| WHAT YOU NEED TO DO |
Extract all lines that hold the string "JSON".

| Entries taken from a collection |
------------------------------------

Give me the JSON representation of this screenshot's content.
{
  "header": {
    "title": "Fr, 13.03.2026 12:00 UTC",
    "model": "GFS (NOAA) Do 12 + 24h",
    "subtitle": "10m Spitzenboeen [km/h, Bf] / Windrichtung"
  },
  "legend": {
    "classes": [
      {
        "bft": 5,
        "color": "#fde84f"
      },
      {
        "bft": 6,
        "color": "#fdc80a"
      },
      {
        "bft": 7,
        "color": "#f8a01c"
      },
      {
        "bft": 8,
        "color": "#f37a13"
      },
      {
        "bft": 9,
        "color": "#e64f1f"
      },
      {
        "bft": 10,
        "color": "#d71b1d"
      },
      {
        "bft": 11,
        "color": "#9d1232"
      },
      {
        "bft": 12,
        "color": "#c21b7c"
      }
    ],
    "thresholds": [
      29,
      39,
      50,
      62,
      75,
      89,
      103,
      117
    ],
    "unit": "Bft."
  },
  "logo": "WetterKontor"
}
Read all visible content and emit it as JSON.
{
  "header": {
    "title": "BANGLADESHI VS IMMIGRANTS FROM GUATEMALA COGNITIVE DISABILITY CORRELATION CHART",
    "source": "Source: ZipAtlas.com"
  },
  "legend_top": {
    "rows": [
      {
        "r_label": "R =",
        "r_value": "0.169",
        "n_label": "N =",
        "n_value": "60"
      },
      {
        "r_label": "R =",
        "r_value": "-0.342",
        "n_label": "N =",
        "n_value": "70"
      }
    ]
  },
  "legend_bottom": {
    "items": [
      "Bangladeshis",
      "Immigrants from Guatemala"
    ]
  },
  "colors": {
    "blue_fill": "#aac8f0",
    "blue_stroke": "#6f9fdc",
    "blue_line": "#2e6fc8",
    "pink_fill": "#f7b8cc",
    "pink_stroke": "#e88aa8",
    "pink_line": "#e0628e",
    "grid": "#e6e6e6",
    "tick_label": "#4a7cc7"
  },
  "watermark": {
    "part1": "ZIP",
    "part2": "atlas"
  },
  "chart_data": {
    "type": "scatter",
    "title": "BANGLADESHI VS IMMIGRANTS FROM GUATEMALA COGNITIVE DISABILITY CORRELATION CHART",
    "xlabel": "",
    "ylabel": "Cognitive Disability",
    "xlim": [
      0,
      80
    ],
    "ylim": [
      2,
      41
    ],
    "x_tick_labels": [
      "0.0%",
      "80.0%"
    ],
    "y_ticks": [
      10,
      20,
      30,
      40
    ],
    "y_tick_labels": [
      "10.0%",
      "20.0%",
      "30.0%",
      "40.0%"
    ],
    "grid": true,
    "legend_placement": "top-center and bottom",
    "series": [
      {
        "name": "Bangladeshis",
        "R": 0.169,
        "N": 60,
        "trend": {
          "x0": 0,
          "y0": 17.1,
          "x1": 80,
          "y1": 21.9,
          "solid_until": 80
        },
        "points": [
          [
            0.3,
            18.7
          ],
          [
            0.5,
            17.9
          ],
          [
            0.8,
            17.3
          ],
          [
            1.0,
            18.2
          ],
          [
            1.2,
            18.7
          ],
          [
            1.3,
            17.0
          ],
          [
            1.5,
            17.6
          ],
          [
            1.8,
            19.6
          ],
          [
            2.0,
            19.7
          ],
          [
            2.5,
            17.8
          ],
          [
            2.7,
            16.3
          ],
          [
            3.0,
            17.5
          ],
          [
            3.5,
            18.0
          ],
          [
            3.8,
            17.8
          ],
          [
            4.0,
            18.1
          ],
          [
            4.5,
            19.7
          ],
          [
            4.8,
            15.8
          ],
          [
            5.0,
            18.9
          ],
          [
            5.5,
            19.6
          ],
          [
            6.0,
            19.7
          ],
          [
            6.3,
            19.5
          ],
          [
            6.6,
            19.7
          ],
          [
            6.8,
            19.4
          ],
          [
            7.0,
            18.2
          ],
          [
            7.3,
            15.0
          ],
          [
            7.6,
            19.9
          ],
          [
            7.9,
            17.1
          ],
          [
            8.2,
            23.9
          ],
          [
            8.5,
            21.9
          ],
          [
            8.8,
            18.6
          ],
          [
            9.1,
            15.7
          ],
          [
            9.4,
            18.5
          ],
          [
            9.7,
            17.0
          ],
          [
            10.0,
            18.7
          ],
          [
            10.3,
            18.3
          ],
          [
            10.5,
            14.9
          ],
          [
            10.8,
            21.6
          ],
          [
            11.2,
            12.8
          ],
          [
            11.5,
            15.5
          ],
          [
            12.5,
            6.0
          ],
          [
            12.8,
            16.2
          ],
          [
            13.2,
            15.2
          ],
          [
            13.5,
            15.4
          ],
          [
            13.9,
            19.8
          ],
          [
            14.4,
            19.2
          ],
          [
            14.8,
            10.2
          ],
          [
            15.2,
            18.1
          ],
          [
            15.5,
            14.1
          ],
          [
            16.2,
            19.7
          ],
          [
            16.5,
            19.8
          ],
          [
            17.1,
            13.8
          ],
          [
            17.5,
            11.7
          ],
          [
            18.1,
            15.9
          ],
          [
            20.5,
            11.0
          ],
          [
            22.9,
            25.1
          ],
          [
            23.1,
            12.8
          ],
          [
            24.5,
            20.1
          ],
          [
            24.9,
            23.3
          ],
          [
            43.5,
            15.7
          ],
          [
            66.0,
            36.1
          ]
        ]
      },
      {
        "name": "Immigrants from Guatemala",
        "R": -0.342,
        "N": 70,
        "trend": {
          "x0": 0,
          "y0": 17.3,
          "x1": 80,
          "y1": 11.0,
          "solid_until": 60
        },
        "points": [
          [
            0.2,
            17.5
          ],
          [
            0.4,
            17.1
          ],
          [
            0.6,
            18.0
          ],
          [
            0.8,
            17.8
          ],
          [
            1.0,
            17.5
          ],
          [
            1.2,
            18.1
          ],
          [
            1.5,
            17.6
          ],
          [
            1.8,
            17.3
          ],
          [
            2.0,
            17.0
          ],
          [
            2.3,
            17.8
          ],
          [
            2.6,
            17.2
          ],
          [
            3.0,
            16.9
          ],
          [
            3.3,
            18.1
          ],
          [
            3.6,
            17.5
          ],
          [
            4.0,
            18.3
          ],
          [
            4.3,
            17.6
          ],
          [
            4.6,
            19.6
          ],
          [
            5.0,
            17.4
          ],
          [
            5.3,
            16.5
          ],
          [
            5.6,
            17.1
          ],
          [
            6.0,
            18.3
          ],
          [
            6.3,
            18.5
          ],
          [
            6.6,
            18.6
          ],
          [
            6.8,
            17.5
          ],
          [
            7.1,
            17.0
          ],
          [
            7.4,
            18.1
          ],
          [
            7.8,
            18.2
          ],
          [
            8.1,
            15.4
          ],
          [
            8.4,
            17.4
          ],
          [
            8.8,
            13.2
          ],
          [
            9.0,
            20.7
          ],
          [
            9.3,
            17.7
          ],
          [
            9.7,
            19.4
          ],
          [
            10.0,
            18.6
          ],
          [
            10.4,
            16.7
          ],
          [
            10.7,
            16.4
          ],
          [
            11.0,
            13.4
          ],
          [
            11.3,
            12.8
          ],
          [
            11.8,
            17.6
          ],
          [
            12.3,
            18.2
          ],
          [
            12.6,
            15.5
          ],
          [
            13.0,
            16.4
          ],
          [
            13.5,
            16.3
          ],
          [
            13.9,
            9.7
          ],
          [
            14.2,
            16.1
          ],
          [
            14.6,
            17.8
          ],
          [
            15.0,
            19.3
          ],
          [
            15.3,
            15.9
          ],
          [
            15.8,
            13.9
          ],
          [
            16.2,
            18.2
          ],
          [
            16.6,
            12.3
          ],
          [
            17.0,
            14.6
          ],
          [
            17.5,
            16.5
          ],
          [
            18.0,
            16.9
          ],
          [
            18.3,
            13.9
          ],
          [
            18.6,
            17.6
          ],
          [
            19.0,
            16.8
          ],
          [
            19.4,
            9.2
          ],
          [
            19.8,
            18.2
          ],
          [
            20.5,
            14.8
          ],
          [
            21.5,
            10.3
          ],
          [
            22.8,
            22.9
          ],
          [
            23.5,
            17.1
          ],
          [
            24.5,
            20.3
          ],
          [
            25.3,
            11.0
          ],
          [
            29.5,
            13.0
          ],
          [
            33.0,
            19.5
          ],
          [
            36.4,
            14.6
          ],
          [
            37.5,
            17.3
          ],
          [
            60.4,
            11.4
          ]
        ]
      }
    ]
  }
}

------------------------------------

| THE COMPLETED TASK |
Give me the JSON representation of this screenshot's content.
Read all visible content and emit it as JSON.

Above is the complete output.